▸ **MATERIAL TO PROCESS**
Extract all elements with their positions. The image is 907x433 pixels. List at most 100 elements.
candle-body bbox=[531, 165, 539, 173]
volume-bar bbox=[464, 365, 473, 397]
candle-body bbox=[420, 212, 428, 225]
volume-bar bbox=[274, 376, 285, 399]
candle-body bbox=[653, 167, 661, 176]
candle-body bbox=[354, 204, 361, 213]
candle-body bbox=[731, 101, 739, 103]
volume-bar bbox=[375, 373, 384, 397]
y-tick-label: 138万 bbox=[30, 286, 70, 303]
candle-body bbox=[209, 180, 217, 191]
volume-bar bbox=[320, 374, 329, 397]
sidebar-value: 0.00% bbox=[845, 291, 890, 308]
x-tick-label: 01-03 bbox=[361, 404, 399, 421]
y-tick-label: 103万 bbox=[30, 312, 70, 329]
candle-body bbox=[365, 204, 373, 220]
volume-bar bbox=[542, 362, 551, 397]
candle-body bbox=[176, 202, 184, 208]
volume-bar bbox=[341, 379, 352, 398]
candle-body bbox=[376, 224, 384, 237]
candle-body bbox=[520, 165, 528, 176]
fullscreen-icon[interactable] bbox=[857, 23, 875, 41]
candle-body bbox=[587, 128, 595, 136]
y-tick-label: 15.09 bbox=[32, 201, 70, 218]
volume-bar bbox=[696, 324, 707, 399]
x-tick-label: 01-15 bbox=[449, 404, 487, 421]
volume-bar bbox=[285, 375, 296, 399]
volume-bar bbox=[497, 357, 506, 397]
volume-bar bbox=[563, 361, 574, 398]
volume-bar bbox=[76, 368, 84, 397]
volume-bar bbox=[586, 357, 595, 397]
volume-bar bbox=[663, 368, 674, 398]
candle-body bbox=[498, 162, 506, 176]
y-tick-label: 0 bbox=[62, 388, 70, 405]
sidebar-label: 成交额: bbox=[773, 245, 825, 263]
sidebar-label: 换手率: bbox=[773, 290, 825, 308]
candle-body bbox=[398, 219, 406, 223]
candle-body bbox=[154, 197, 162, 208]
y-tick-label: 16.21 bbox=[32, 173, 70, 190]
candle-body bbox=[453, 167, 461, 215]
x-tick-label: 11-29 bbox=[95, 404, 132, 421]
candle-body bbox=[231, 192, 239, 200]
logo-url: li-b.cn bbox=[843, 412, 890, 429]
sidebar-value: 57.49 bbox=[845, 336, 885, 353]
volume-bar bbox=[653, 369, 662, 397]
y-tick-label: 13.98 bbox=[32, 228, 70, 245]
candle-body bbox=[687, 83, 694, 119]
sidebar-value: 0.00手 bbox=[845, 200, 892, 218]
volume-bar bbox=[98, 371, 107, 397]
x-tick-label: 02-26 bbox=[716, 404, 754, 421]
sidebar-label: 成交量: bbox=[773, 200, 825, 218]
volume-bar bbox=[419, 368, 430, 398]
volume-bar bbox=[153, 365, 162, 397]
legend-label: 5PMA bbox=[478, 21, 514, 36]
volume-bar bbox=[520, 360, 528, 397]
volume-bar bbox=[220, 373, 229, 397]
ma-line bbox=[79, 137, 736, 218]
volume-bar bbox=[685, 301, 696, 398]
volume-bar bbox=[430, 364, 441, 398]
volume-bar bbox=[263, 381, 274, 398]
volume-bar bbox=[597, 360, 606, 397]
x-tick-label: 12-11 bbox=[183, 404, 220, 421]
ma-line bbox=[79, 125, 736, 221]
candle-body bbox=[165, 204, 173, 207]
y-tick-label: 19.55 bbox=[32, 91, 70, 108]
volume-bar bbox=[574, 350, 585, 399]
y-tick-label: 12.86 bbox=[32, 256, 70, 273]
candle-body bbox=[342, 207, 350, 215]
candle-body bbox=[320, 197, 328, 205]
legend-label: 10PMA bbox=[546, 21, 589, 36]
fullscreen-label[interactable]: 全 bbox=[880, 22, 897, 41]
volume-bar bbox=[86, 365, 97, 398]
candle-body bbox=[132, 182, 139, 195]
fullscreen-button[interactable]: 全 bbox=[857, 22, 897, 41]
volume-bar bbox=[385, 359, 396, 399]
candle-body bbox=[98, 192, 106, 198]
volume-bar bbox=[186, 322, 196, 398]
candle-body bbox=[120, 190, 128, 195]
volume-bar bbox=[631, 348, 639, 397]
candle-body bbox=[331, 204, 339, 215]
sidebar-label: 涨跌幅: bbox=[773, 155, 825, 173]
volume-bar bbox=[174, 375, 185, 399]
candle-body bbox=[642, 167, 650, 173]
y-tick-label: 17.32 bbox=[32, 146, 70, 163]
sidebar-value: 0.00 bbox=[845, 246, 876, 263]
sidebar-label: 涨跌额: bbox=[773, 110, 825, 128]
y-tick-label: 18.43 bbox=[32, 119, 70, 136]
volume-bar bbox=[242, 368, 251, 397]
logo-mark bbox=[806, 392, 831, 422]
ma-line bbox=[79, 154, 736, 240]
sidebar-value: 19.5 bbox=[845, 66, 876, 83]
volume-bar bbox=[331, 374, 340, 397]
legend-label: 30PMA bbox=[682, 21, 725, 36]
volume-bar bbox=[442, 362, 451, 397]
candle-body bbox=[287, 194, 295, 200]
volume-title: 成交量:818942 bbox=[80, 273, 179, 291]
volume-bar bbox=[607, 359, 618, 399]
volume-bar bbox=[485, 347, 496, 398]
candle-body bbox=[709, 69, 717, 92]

▸ **GIVEN REQUEST**
Copy out the rows word for word, starting at the first row and ending at the row that contains "sidebar-label: 成交量: bbox=[773, 200, 825, 218]", with both of those rows included.

▸ **THE ANSWER**
Extract all elements with their positions. The image is 907x433 pixels. List at most 100 elements.
candle-body bbox=[531, 165, 539, 173]
volume-bar bbox=[464, 365, 473, 397]
candle-body bbox=[420, 212, 428, 225]
volume-bar bbox=[274, 376, 285, 399]
candle-body bbox=[653, 167, 661, 176]
candle-body bbox=[354, 204, 361, 213]
candle-body bbox=[731, 101, 739, 103]
volume-bar bbox=[375, 373, 384, 397]
y-tick-label: 138万 bbox=[30, 286, 70, 303]
candle-body bbox=[209, 180, 217, 191]
volume-bar bbox=[320, 374, 329, 397]
sidebar-value: 0.00% bbox=[845, 291, 890, 308]
x-tick-label: 01-03 bbox=[361, 404, 399, 421]
y-tick-label: 103万 bbox=[30, 312, 70, 329]
candle-body bbox=[365, 204, 373, 220]
volume-bar bbox=[542, 362, 551, 397]
candle-body bbox=[176, 202, 184, 208]
volume-bar bbox=[341, 379, 352, 398]
candle-body bbox=[376, 224, 384, 237]
candle-body bbox=[520, 165, 528, 176]
fullscreen-icon[interactable] bbox=[857, 23, 875, 41]
candle-body bbox=[587, 128, 595, 136]
y-tick-label: 15.09 bbox=[32, 201, 70, 218]
volume-bar bbox=[696, 324, 707, 399]
x-tick-label: 01-15 bbox=[449, 404, 487, 421]
volume-bar bbox=[285, 375, 296, 399]
volume-bar bbox=[497, 357, 506, 397]
volume-bar bbox=[563, 361, 574, 398]
volume-bar bbox=[76, 368, 84, 397]
volume-bar bbox=[586, 357, 595, 397]
volume-bar bbox=[663, 368, 674, 398]
candle-body bbox=[498, 162, 506, 176]
y-tick-label: 0 bbox=[62, 388, 70, 405]
sidebar-label: 成交额: bbox=[773, 245, 825, 263]
sidebar-label: 换手率: bbox=[773, 290, 825, 308]
candle-body bbox=[398, 219, 406, 223]
candle-body bbox=[154, 197, 162, 208]
y-tick-label: 16.21 bbox=[32, 173, 70, 190]
candle-body bbox=[453, 167, 461, 215]
x-tick-label: 11-29 bbox=[95, 404, 132, 421]
candle-body bbox=[231, 192, 239, 200]
logo-url: li-b.cn bbox=[843, 412, 890, 429]
sidebar-value: 57.49 bbox=[845, 336, 885, 353]
volume-bar bbox=[653, 369, 662, 397]
y-tick-label: 13.98 bbox=[32, 228, 70, 245]
candle-body bbox=[687, 83, 694, 119]
sidebar-value: 0.00手 bbox=[845, 200, 892, 218]
volume-bar bbox=[98, 371, 107, 397]
x-tick-label: 02-26 bbox=[716, 404, 754, 421]
sidebar-label: 成交量: bbox=[773, 200, 825, 218]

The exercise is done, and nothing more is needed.